Your answer should be a single number: the count of lines containing the string "直接描述".
-- Begin DATASET RECORDS --
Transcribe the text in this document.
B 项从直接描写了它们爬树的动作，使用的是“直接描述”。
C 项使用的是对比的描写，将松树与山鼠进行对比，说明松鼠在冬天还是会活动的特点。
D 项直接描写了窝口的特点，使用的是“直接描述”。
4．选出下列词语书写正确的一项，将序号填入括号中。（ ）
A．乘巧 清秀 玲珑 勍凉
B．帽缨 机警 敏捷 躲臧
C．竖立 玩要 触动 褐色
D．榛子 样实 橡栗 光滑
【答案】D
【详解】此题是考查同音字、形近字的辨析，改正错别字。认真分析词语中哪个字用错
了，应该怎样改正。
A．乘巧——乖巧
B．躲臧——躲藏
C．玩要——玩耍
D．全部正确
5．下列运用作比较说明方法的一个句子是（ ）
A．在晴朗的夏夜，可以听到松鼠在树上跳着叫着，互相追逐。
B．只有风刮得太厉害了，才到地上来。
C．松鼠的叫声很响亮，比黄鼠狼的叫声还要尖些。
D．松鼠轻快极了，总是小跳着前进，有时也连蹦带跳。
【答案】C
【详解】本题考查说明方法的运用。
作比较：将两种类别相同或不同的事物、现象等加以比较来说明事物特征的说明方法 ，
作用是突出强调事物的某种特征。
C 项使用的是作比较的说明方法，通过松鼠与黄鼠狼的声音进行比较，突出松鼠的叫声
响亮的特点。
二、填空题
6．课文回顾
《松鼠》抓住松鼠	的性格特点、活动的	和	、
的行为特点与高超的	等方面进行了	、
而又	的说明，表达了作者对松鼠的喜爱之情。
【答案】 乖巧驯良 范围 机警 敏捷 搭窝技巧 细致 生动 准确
-- End DATASET RECORDS --
> _RESULT BELOW_:
2